(Dataset records)
━━━

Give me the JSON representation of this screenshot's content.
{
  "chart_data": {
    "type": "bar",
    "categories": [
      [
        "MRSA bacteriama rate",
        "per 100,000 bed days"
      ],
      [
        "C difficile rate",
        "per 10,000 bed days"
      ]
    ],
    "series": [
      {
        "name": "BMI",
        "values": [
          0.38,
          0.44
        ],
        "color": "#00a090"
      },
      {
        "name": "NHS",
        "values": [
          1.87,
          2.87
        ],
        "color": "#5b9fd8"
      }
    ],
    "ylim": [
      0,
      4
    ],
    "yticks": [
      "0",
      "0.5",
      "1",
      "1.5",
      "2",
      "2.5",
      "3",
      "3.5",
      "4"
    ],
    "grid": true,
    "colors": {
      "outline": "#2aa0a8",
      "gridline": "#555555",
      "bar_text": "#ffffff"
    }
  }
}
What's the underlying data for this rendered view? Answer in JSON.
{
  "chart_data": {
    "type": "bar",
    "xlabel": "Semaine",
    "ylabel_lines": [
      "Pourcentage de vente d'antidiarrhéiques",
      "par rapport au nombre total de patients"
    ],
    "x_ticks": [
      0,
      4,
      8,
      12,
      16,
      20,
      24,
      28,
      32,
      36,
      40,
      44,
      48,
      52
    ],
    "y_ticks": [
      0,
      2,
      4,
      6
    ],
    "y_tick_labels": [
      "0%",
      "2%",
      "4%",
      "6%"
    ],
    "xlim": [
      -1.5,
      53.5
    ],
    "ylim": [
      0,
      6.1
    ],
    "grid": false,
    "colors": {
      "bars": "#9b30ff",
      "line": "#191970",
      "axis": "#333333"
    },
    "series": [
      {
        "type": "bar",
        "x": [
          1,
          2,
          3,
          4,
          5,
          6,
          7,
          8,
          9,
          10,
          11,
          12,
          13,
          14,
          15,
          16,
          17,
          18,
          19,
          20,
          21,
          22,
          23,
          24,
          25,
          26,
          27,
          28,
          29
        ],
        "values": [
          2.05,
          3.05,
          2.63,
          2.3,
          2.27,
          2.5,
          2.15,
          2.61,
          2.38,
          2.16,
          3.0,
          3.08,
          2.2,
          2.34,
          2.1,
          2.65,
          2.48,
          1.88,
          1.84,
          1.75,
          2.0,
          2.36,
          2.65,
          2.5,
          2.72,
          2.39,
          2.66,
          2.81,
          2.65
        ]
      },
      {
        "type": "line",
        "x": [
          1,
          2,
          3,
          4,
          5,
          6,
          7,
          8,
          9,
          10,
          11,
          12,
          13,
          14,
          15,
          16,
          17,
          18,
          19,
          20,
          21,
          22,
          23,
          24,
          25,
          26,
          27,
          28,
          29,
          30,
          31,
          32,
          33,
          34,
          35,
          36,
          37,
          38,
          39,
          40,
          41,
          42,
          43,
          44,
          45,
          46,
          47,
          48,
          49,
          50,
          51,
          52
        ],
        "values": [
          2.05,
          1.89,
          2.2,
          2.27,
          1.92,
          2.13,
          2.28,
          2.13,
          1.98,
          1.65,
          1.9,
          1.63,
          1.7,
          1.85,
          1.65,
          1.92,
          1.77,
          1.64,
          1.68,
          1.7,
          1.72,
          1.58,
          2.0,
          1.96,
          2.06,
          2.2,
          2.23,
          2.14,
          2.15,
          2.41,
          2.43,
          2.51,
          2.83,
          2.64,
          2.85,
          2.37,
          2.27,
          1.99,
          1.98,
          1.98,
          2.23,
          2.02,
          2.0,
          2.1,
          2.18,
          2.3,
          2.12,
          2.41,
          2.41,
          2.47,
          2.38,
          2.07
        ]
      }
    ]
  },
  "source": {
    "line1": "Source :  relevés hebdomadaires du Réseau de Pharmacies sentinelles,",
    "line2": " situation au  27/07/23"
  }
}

━━━

From the records above, tally every line that contains the string "days"; the reply consists of that number alone.

2